__Exercise goal__. Gather each line of the entries below that includes "this".

__Available records__.

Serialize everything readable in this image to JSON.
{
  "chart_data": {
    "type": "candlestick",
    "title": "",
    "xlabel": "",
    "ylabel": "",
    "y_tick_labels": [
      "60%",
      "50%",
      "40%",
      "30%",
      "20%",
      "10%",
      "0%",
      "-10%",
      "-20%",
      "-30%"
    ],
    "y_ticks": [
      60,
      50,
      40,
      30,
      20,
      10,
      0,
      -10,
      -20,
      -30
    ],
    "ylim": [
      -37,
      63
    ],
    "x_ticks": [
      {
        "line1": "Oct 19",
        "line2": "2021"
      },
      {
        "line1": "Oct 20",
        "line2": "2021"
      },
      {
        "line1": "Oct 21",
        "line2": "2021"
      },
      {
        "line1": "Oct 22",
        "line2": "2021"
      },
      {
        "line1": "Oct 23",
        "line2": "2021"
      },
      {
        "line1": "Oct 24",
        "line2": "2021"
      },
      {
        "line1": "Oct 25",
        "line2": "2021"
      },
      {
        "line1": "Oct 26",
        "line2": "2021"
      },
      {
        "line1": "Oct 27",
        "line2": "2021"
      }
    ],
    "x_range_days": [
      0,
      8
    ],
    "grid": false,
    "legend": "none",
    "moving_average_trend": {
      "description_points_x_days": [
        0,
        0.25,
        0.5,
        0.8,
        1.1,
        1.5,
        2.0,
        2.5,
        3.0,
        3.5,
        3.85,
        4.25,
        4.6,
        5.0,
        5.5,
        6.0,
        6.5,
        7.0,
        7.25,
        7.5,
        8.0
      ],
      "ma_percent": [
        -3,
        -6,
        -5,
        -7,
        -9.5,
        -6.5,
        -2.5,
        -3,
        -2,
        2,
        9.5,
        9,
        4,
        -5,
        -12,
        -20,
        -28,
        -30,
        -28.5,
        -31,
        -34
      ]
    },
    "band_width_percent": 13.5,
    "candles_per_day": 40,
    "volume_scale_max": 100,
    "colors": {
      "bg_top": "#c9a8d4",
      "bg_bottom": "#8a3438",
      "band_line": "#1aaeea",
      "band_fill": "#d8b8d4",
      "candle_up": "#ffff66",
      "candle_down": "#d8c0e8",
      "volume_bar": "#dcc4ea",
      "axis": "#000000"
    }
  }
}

--

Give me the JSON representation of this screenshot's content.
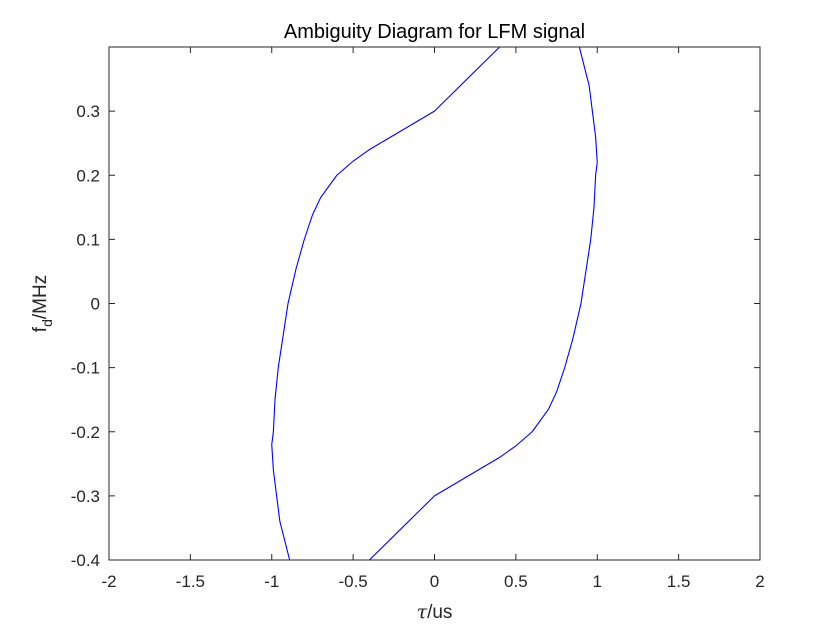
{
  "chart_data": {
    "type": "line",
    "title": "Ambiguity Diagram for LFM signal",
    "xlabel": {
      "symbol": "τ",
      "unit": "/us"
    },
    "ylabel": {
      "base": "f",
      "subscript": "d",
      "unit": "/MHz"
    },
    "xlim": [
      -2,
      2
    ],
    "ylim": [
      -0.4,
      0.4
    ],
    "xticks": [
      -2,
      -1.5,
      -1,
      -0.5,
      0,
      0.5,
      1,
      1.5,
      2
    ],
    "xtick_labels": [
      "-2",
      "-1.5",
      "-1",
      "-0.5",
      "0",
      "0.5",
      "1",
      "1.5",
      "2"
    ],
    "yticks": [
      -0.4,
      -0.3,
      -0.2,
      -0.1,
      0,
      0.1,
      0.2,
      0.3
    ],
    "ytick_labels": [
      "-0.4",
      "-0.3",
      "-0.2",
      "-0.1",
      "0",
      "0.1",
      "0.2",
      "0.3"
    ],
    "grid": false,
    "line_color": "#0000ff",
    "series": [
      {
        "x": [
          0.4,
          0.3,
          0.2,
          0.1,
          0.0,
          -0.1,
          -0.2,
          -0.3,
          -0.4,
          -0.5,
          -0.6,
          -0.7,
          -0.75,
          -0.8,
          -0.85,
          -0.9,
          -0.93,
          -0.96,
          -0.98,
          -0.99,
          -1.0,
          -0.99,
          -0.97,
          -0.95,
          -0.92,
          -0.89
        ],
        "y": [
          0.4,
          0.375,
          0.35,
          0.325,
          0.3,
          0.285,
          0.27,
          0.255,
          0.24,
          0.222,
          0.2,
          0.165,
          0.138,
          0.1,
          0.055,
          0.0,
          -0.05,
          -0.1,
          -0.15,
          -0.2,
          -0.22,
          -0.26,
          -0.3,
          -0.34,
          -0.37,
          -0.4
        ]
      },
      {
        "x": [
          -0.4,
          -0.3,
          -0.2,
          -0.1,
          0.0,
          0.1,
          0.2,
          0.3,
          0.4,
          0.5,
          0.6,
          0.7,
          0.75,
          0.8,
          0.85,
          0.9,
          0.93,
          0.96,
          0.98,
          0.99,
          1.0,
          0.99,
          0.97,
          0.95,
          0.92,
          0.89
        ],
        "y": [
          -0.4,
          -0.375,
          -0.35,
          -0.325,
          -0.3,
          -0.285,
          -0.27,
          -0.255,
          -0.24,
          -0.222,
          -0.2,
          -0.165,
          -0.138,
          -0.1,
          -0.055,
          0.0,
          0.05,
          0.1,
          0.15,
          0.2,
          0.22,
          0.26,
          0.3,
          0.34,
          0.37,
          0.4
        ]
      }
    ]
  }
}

__The output__.
Serialize everything readable in this image to JSON.
Give me the JSON representation of this screenshot's content.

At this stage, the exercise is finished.